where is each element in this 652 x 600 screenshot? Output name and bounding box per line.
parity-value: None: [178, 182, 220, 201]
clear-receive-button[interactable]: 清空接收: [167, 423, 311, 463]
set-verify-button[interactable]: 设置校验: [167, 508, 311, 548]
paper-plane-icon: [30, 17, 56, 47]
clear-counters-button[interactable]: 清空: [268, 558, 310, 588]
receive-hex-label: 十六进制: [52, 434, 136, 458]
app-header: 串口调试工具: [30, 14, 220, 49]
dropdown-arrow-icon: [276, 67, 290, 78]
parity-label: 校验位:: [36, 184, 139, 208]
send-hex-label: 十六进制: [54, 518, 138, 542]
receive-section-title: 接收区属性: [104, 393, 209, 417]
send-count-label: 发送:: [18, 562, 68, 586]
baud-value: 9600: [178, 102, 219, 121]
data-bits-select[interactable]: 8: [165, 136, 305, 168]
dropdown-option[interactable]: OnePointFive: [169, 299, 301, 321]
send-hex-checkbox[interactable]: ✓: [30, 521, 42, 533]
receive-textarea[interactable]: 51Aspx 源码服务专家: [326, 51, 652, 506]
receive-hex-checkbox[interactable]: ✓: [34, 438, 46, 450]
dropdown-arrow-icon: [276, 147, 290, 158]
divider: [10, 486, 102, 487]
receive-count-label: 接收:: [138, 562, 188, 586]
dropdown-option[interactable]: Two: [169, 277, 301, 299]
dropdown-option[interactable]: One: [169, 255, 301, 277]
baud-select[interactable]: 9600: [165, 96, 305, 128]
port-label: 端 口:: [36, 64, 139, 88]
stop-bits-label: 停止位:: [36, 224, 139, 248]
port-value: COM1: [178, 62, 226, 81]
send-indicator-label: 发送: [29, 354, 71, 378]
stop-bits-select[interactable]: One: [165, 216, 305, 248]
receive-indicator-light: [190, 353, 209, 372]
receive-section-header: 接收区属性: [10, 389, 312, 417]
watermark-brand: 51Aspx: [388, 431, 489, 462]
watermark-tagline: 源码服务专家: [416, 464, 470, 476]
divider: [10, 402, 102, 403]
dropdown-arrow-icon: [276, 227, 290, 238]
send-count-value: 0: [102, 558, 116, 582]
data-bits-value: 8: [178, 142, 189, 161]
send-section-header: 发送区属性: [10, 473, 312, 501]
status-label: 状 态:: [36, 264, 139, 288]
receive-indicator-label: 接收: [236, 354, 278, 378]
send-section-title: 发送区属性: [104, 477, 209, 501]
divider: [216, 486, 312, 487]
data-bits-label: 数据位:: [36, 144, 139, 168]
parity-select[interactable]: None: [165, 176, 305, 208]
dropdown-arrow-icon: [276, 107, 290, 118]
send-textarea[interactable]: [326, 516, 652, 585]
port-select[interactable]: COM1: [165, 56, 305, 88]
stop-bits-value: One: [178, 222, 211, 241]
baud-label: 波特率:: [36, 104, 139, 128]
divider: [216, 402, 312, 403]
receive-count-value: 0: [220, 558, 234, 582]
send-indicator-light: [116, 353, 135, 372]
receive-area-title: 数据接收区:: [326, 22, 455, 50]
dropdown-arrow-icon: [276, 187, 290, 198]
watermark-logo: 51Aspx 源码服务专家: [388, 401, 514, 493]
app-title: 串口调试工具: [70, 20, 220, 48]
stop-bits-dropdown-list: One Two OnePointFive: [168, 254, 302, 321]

● ● ● ● ● ● ●

Exercise aim: Please retype every one of the lines above without changing a single character, keeping them in the same order.

Task answer:
where is each element in this 652 x 600 screenshot? Output name and bounding box per line.
parity-value: None: [178, 182, 220, 201]
clear-receive-button[interactable]: 清空接收: [167, 423, 311, 463]
set-verify-button[interactable]: 设置校验: [167, 508, 311, 548]
paper-plane-icon: [30, 17, 56, 47]
clear-counters-button[interactable]: 清空: [268, 558, 310, 588]
receive-hex-label: 十六进制: [52, 434, 136, 458]
app-header: 串口调试工具: [30, 14, 220, 49]
dropdown-arrow-icon: [276, 67, 290, 78]
parity-label: 校验位:: [36, 184, 139, 208]
send-hex-label: 十六进制: [54, 518, 138, 542]
receive-section-title: 接收区属性: [104, 393, 209, 417]
send-count-label: 发送:: [18, 562, 68, 586]
baud-value: 9600: [178, 102, 219, 121]
data-bits-select[interactable]: 8: [165, 136, 305, 168]
dropdown-option[interactable]: OnePointFive: [169, 299, 301, 321]
send-hex-checkbox[interactable]: ✓: [30, 521, 42, 533]
receive-textarea[interactable]: 51Aspx 源码服务专家: [326, 51, 652, 506]
receive-hex-checkbox[interactable]: ✓: [34, 438, 46, 450]
dropdown-arrow-icon: [276, 147, 290, 158]
divider: [10, 486, 102, 487]
receive-count-label: 接收:: [138, 562, 188, 586]
dropdown-option[interactable]: Two: [169, 277, 301, 299]
dropdown-option[interactable]: One: [169, 255, 301, 277]
baud-select[interactable]: 9600: [165, 96, 305, 128]
port-label: 端 口:: [36, 64, 139, 88]
stop-bits-label: 停止位:: [36, 224, 139, 248]
port-value: COM1: [178, 62, 226, 81]
send-indicator-label: 发送: [29, 354, 71, 378]
stop-bits-select[interactable]: One: [165, 216, 305, 248]
receive-indicator-light: [190, 353, 209, 372]
receive-section-header: 接收区属性: [10, 389, 312, 417]
watermark-brand: 51Aspx: [388, 431, 489, 462]
watermark-tagline: 源码服务专家: [416, 464, 470, 476]
divider: [10, 402, 102, 403]
dropdown-arrow-icon: [276, 227, 290, 238]
send-count-value: 0: [102, 558, 116, 582]
data-bits-value: 8: [178, 142, 189, 161]
send-section-header: 发送区属性: [10, 473, 312, 501]
status-label: 状 态:: [36, 264, 139, 288]
receive-indicator-label: 接收: [236, 354, 278, 378]
send-section-title: 发送区属性: [104, 477, 209, 501]
divider: [216, 486, 312, 487]
data-bits-label: 数据位:: [36, 144, 139, 168]
parity-select[interactable]: None: [165, 176, 305, 208]
dropdown-arrow-icon: [276, 107, 290, 118]
send-textarea[interactable]: [326, 516, 652, 585]
port-select[interactable]: COM1: [165, 56, 305, 88]
stop-bits-value: One: [178, 222, 211, 241]
baud-label: 波特率:: [36, 104, 139, 128]
divider: [216, 402, 312, 403]
receive-count-value: 0: [220, 558, 234, 582]
send-indicator-light: [116, 353, 135, 372]
receive-area-title: 数据接收区:: [326, 22, 455, 50]
dropdown-arrow-icon: [276, 187, 290, 198]
watermark-logo: 51Aspx 源码服务专家: [388, 401, 514, 493]
app-title: 串口调试工具: [70, 20, 220, 48]
stop-bits-dropdown-list: One Two OnePointFive: [168, 254, 302, 321]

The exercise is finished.